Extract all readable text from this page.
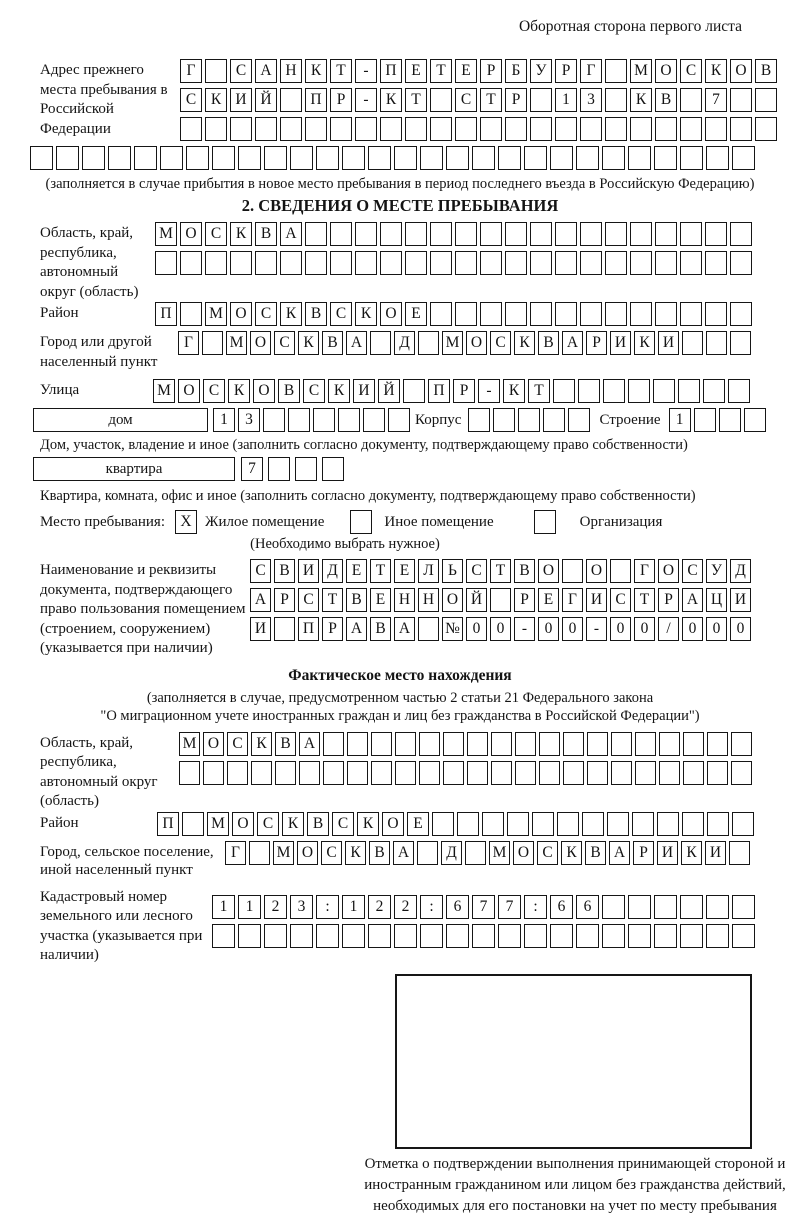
Оборотная сторона первого листа
Адрес прежнего места пребывания в Российской Федерации
Г	С А Н К Т	-	П Е	Т	Е	Р	Б У Р	Г	М О С К О В
С К И Й	П Р	-	К Т	С Т	Р	1	3	К В	7
(заполняется в случае прибытия в новое место пребывания в период последнего въезда в Российскую Федерацию)
2. СВЕДЕНИЯ О МЕСТЕ ПРЕБЫВАНИЯ
Область, край, республика, автономный округ (область)
М О С К В А
Район	П	М О С К В С К О Е
Город или другой населенный пункт
Г	М О С К В А	Д	М О С К В А Р И К И
Улица	М О С К О В С К И Й	П Р	-	К Т
дом	1	3	Корпус	Строение 1
Дом, участок, владение и иное (заполнить согласно документу, подтверждающему право собственности)
квартира	7
Квартира, комната, офис и иное (заполнить согласно документу, подтверждающему право собственности)
Место пребывания: X Жилое помещение	Иное помещение	Организация
(Необходимо выбрать нужное)
Наименование и реквизиты документа, подтверждающего право пользования помещением (строением, сооружением) (указывается при наличии)
С В И Д Е Т Е Л Ь С Т В О	О	Г О С У Д
А Р С Т В Е Н Н О Й	Р Е Г И С Т Р А Ц И
И	П Р А В А	№ 0	0	-	0	0	-	0	0	/	0	0	0
Фактическое место нахождения
(заполняется в случае, предусмотренном частью 2 статьи 21 Федерального закона
"О миграционном учете иностранных граждан и лиц без гражданства в Российской Федерации")
Область, край, республика, автономный округ (область)
М О С К В А
Район	П	М О С К В С К О Е
Город, сельское поселение, иной населенный пункт
Г	М О С К В А	Д	М О С К В А Р И К И
Кадастровый номер земельного или лесного участка (указывается при наличии)
1	1	2	3	:	1	2	2	:	6	7	7	:	6	6
Отметка о подтверждении выполнения принимающей стороной и иностранным гражданином или лицом без гражданства действий, необходимых для его постановки на учет по месту пребывания
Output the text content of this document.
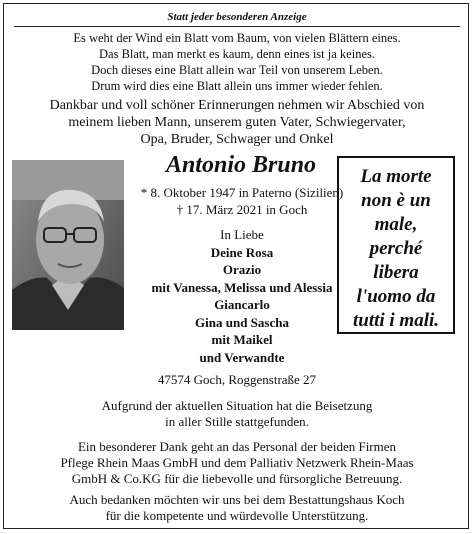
Statt jeder besonderen Anzeige
Es weht der Wind ein Blatt vom Baum, von vielen Blättern eines.
Das Blatt, man merkt es kaum, denn eines ist ja keines.
Doch dieses eine Blatt allein war Teil von unserem Leben.
Drum wird dies eine Blatt allein uns immer wieder fehlen.
Dankbar und voll schöner Erinnerungen nehmen wir Abschied von
meinem lieben Mann, unserem guten Vater, Schwiegervater,
Opa, Bruder, Schwager und Onkel
Antonio Bruno
* 8. Oktober 1947 in Paterno (Sizilien)
† 17. März 2021 in Goch
In Liebe
Deine Rosa
Orazio
mit Vanessa, Melissa und Alessia
Giancarlo
Gina und Sascha
mit Maikel
und Verwandte
La morte
non è un
male,
perché
libera
l'uomo da
tutti i mali.
47574 Goch, Roggenstraße 27
Aufgrund der aktuellen Situation hat die Beisetzung
in aller Stille stattgefunden.
Ein besonderer Dank geht an das Personal der beiden Firmen
Pflege Rhein Maas GmbH und dem Palliativ Netzwerk Rhein-Maas
GmbH & Co.KG für die liebevolle und fürsorgliche Betreuung.
Auch bedanken möchten wir uns bei dem Bestattungshaus Koch
für die kompetente und würdevolle Unterstützung.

----------------------------------------

## Task prompt
From the listing above, collect every line that mentions the word "согласно".

## Solution for this exercise
Дом, участок, владение и иное (заполнить согласно документу, подтверждающему право собственности)
Квартира, комната, офис и иное (заполнить согласно документу, подтверждающему право собственности)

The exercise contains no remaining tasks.